GOAL :: What you return should match every record exactly, with the images removed.

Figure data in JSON
(begin)

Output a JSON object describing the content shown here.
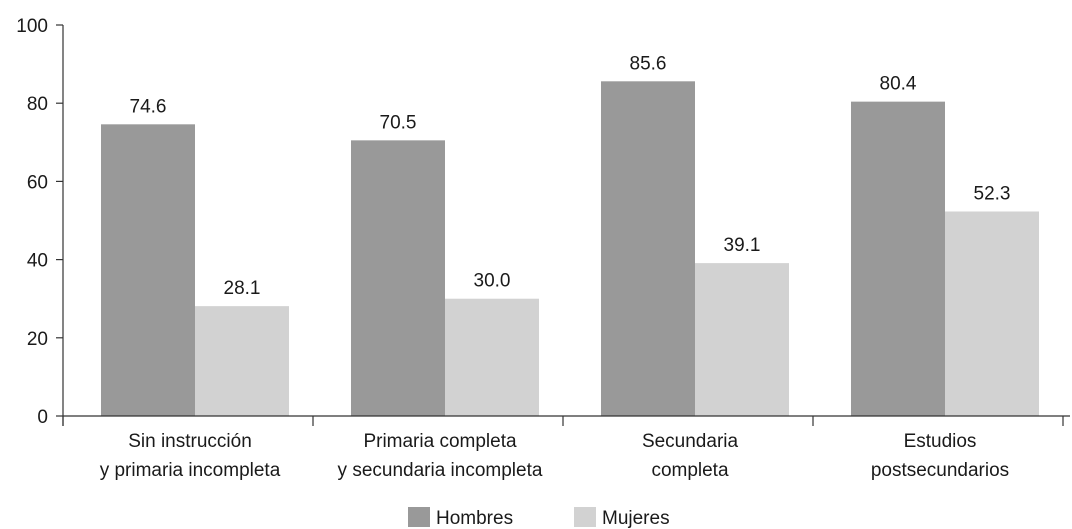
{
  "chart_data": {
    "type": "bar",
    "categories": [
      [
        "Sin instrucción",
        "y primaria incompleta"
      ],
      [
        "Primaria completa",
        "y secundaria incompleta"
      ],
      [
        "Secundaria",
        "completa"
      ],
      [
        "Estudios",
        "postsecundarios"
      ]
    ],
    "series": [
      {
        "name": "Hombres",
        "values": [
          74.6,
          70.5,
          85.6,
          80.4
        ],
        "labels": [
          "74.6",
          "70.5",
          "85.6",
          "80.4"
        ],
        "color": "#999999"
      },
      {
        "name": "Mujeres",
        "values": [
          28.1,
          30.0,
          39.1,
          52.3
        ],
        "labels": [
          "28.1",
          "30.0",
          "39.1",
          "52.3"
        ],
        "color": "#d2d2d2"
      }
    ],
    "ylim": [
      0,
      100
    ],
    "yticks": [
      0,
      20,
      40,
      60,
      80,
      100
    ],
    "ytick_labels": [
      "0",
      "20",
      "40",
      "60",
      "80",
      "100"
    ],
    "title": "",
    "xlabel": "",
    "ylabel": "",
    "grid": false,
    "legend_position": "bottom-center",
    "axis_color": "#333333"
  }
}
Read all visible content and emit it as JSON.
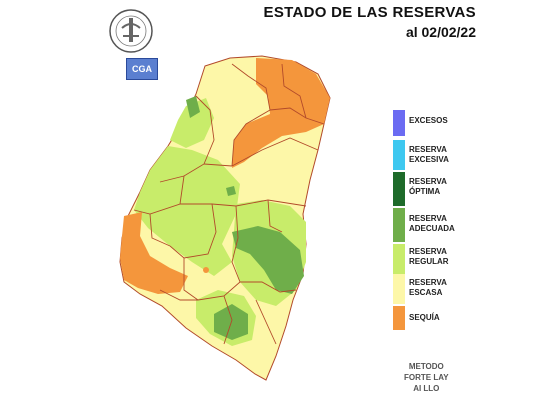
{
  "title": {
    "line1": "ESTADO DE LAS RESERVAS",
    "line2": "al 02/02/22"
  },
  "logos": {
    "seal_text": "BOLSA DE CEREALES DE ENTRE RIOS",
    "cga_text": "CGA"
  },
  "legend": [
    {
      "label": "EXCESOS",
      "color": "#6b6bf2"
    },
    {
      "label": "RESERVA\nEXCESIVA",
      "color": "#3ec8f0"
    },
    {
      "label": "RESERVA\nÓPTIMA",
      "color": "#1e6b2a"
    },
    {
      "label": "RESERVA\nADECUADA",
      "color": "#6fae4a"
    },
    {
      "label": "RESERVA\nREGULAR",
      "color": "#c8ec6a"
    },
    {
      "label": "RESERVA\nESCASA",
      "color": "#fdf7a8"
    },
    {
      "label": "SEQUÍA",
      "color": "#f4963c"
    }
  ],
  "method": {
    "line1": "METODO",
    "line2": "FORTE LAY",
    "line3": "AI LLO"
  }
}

(end)

TASK ANSWER ::
Output a JSON object describing the content shown here.
{
  "chart_data": {
    "type": "bar",
    "categories": [
      [
        "Sin instrucción",
        "y primaria incompleta"
      ],
      [
        "Primaria completa",
        "y secundaria incompleta"
      ],
      [
        "Secundaria",
        "completa"
      ],
      [
        "Estudios",
        "postsecundarios"
      ]
    ],
    "series": [
      {
        "name": "Hombres",
        "values": [
          74.6,
          70.5,
          85.6,
          80.4
        ],
        "labels": [
          "74.6",
          "70.5",
          "85.6",
          "80.4"
        ],
        "color": "#999999"
      },
      {
        "name": "Mujeres",
        "values": [
          28.1,
          30.0,
          39.1,
          52.3
        ],
        "labels": [
          "28.1",
          "30.0",
          "39.1",
          "52.3"
        ],
        "color": "#d2d2d2"
      }
    ],
    "ylim": [
      0,
      100
    ],
    "yticks": [
      0,
      20,
      40,
      60,
      80,
      100
    ],
    "ytick_labels": [
      "0",
      "20",
      "40",
      "60",
      "80",
      "100"
    ],
    "title": "",
    "xlabel": "",
    "ylabel": "",
    "grid": false,
    "legend_position": "bottom-center",
    "axis_color": "#333333"
  }
}
Read all visible content and emit it as JSON.
{
  "title": {
    "line1": "ESTADO DE LAS RESERVAS",
    "line2": "al 02/02/22"
  },
  "logos": {
    "seal_text": "BOLSA DE CEREALES DE ENTRE RIOS",
    "cga_text": "CGA"
  },
  "legend": [
    {
      "label": "EXCESOS",
      "color": "#6b6bf2"
    },
    {
      "label": "RESERVA\nEXCESIVA",
      "color": "#3ec8f0"
    },
    {
      "label": "RESERVA\nÓPTIMA",
      "color": "#1e6b2a"
    },
    {
      "label": "RESERVA\nADECUADA",
      "color": "#6fae4a"
    },
    {
      "label": "RESERVA\nREGULAR",
      "color": "#c8ec6a"
    },
    {
      "label": "RESERVA\nESCASA",
      "color": "#fdf7a8"
    },
    {
      "label": "SEQUÍA",
      "color": "#f4963c"
    }
  ],
  "method": {
    "line1": "METODO",
    "line2": "FORTE LAY",
    "line3": "AI LLO"
  }
}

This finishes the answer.